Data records
=====

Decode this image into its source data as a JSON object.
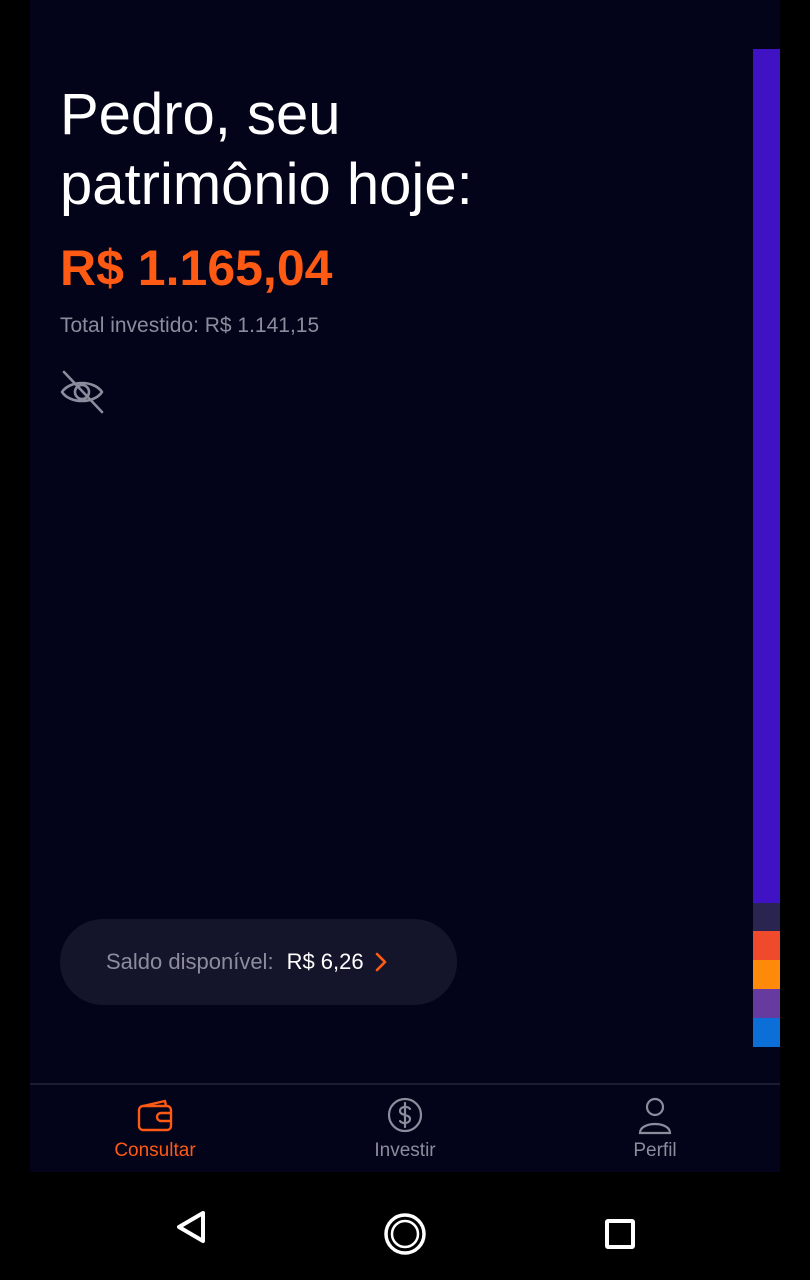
{
  "header": {
    "greeting": "Pedro, seu patrimônio hoje:",
    "total_amount": "R$ 1.165,04",
    "invested_text": "Total investido: R$ 1.141,15"
  },
  "visibility_toggle": {
    "icon": "eye-off-icon"
  },
  "saldo": {
    "label": "Saldo disponível:",
    "value": "R$ 6,26",
    "icon": "chevron-right-icon"
  },
  "allocation_bar": {
    "segments": [
      {
        "share": 0.856,
        "color": "#3f12c4"
      },
      {
        "share": 0.028,
        "color": "#2a2550"
      },
      {
        "share": 0.029,
        "color": "#f04a2c"
      },
      {
        "share": 0.029,
        "color": "#ff8a0a"
      },
      {
        "share": 0.029,
        "color": "#673aa0"
      },
      {
        "share": 0.029,
        "color": "#0c6fd8"
      }
    ]
  },
  "tabs": [
    {
      "label": "Consultar",
      "icon": "wallet-icon",
      "active": true
    },
    {
      "label": "Investir",
      "icon": "dollar-circle-icon",
      "active": false
    },
    {
      "label": "Perfil",
      "icon": "person-icon",
      "active": false
    }
  ],
  "system_nav": {
    "back_icon": "back-triangle-icon",
    "home_icon": "home-circle-icon",
    "recents_icon": "recents-square-icon"
  },
  "colors": {
    "background": "#03031a",
    "accent": "#ff5a14",
    "muted_text": "#8c8d9c",
    "pill_background": "#14152b"
  }
}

=====

** EXERCISE OBJECTIVE **
Reproduce the records verbatim, omitting all images they contain.

** TASK SOLUTION **
Decode this image into its source data as a JSON object.
{
  "header": {
    "greeting": "Pedro, seu patrimônio hoje:",
    "total_amount": "R$ 1.165,04",
    "invested_text": "Total investido: R$ 1.141,15"
  },
  "visibility_toggle": {
    "icon": "eye-off-icon"
  },
  "saldo": {
    "label": "Saldo disponível:",
    "value": "R$ 6,26",
    "icon": "chevron-right-icon"
  },
  "allocation_bar": {
    "segments": [
      {
        "share": 0.856,
        "color": "#3f12c4"
      },
      {
        "share": 0.028,
        "color": "#2a2550"
      },
      {
        "share": 0.029,
        "color": "#f04a2c"
      },
      {
        "share": 0.029,
        "color": "#ff8a0a"
      },
      {
        "share": 0.029,
        "color": "#673aa0"
      },
      {
        "share": 0.029,
        "color": "#0c6fd8"
      }
    ]
  },
  "tabs": [
    {
      "label": "Consultar",
      "icon": "wallet-icon",
      "active": true
    },
    {
      "label": "Investir",
      "icon": "dollar-circle-icon",
      "active": false
    },
    {
      "label": "Perfil",
      "icon": "person-icon",
      "active": false
    }
  ],
  "system_nav": {
    "back_icon": "back-triangle-icon",
    "home_icon": "home-circle-icon",
    "recents_icon": "recents-square-icon"
  },
  "colors": {
    "background": "#03031a",
    "accent": "#ff5a14",
    "muted_text": "#8c8d9c",
    "pill_background": "#14152b"
  }
}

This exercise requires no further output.